Exercise requirements =>
All lines in which the word "OBLIGATORIO" occurs are to be extracted.

★ ★ ★ ★ ★

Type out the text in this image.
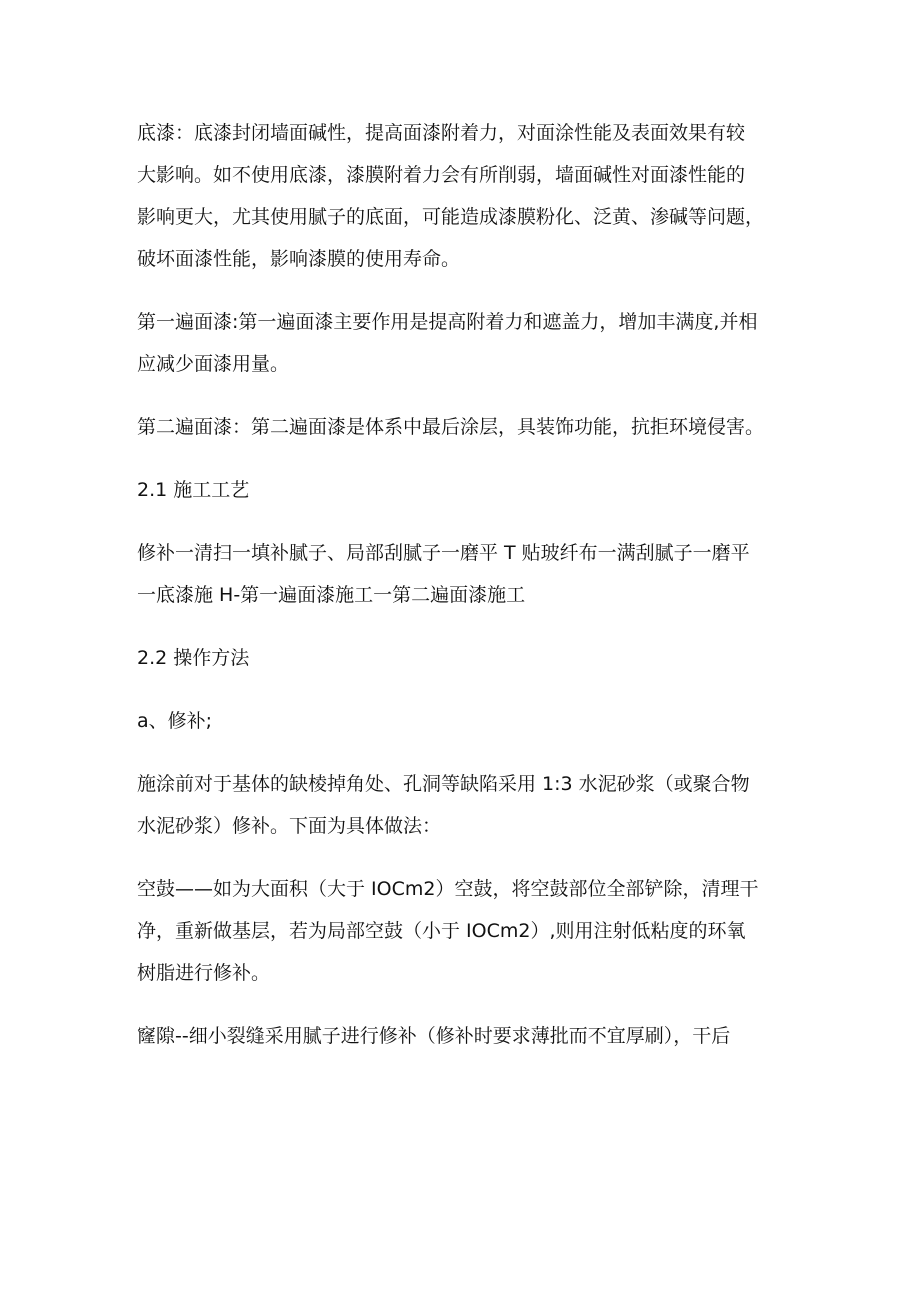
底漆：底漆封闭墙面碱性，提高面漆附着力，对面涂性能及表面效果有较
大影响。如不使用底漆，漆膜附着力会有所削弱，墙面碱性对面漆性能的
影响更大，尤其使用腻子的底面，可能造成漆膜粉化、泛黄、渗碱等问题，
破坏面漆性能，影响漆膜的使用寿命。

第一遍面漆:第一遍面漆主要作用是提高附着力和遮盖力，增加丰满度,并相
应减少面漆用量。

第二遍面漆：第二遍面漆是体系中最后涂层，具装饰功能，抗拒环境侵害。

2.1 施工工艺

修补一清扫一填补腻子、局部刮腻子一磨平 T 贴玻纤布一满刮腻子一磨平
一底漆施 H-第一遍面漆施工一第二遍面漆施工

2.2 操作方法

a、修补;

施涂前对于基体的缺棱掉角处、孔洞等缺陷采用 1:3 水泥砂浆（或聚合物
水泥砂浆）修补。下面为具体做法：

空鼓——如为大面积（大于 IOCm2）空鼓，将空鼓部位全部铲除，清理干
净，重新做基层，若为局部空鼓（小于 IOCm2）,则用注射低粘度的环氧
树脂进行修补。

窿隙--细小裂缝采用腻子进行修补（修补时要求薄批而不宜厚刷），干后
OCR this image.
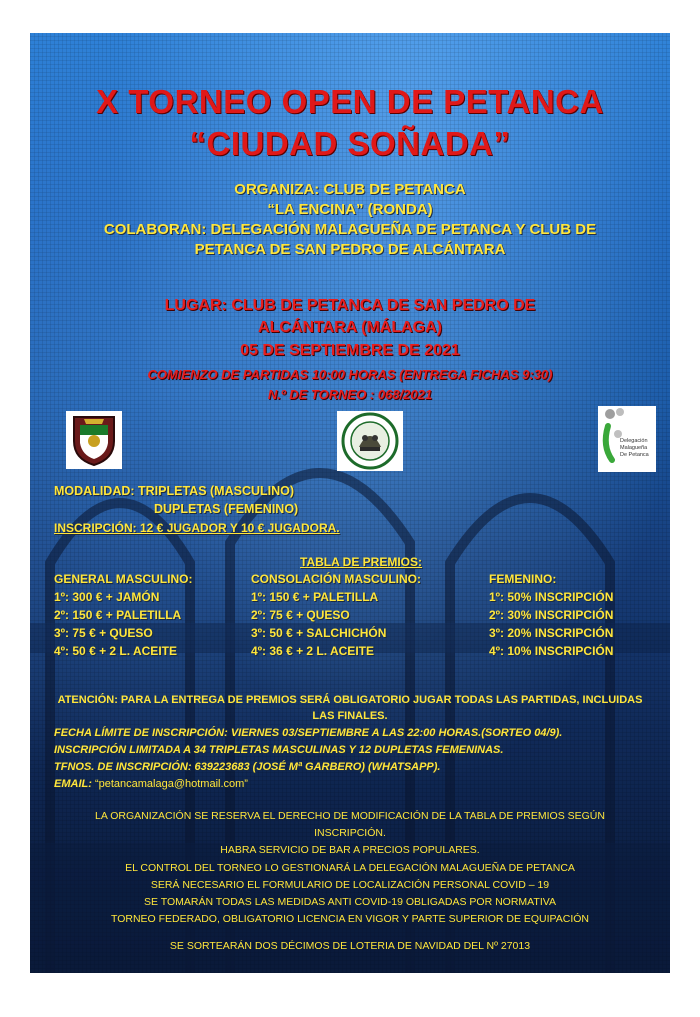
X TORNEO OPEN DE PETANCA
“CIUDAD SOÑADA”
ORGANIZA: CLUB DE PETANCA
“LA ENCINA” (RONDA)
COLABORAN: DELEGACIÓN MALAGUEÑA DE PETANCA Y CLUB DE
PETANCA DE SAN PEDRO DE ALCÁNTARA
LUGAR: CLUB DE PETANCA DE SAN PEDRO DE
ALCÁNTARA (MÁLAGA)
05 DE SEPTIEMBRE DE 2021
COMIENZO DE PARTIDAS 10:00 HORAS (ENTREGA FICHAS 9:30)
N.º DE TORNEO : 068/2021
Delegación
Malagueña
De Petanca
MODALIDAD: TRIPLETAS (MASCULINO)
DUPLETAS (FEMENINO)
INSCRIPCIÓN: 12 € JUGADOR Y 10 € JUGADORA.
TABLA DE PREMIOS:
GENERAL MASCULINO:
1º: 300 € + JAMÓN
2º: 150 € + PALETILLA
3º: 75 € + QUESO
4º: 50 € + 2 L. ACEITE
CONSOLACIÓN MASCULINO:
1º: 150 € + PALETILLA
2º: 75 € + QUESO
3º: 50 € + SALCHICHÓN
4º: 36 € + 2 L. ACEITE
FEMENINO:
1º: 50% INSCRIPCIÓN
2º: 30% INSCRIPCIÓN
3º: 20% INSCRIPCIÓN
4º: 10% INSCRIPCIÓN
ATENCIÓN: PARA LA ENTREGA DE PREMIOS SERÁ OBLIGATORIO JUGAR TODAS LAS PARTIDAS, INCLUIDAS
LAS FINALES.
FECHA LÍMITE DE INSCRIPCIÓN: VIERNES 03/SEPTIEMBRE A LAS 22:00 HORAS.(SORTEO 04/9).
INSCRIPCIÓN LIMITADA A 34 TRIPLETAS MASCULINAS Y 12 DUPLETAS FEMENINAS.
TFNOS. DE INSCRIPCIÓN: 639223683 (JOSÉ Mª GARBERO) (WHATSAPP).
EMAIL: “petancamalaga@hotmail.com”
LA ORGANIZACIÓN SE RESERVA EL DERECHO DE MODIFICACIÓN DE LA TABLA DE PREMIOS SEGÚN
INSCRIPCIÓN.
HABRA SERVICIO DE BAR A PRECIOS POPULARES.
EL CONTROL DEL TORNEO LO GESTIONARÁ LA DELEGACIÓN MALAGUEÑA DE PETANCA
SERÁ NECESARIO EL FORMULARIO DE LOCALIZACIÓN PERSONAL COVID – 19
SE TOMARÁN TODAS LAS MEDIDAS ANTI COVID-19 OBLIGADAS POR NORMATIVA
TORNEO FEDERADO, OBLIGATORIO LICENCIA EN VIGOR Y PARTE SUPERIOR DE EQUIPACIÓN
SE SORTEARÁN DOS DÉCIMOS DE LOTERIA DE NAVIDAD DEL Nº 27013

★ ★ ★ ★ ★

Solution =>
ATENCIÓN: PARA LA ENTREGA DE PREMIOS SERÁ OBLIGATORIO JUGAR TODAS LAS PARTIDAS, INCLUIDAS
TORNEO FEDERADO, OBLIGATORIO LICENCIA EN VIGOR Y PARTE SUPERIOR DE EQUIPACIÓN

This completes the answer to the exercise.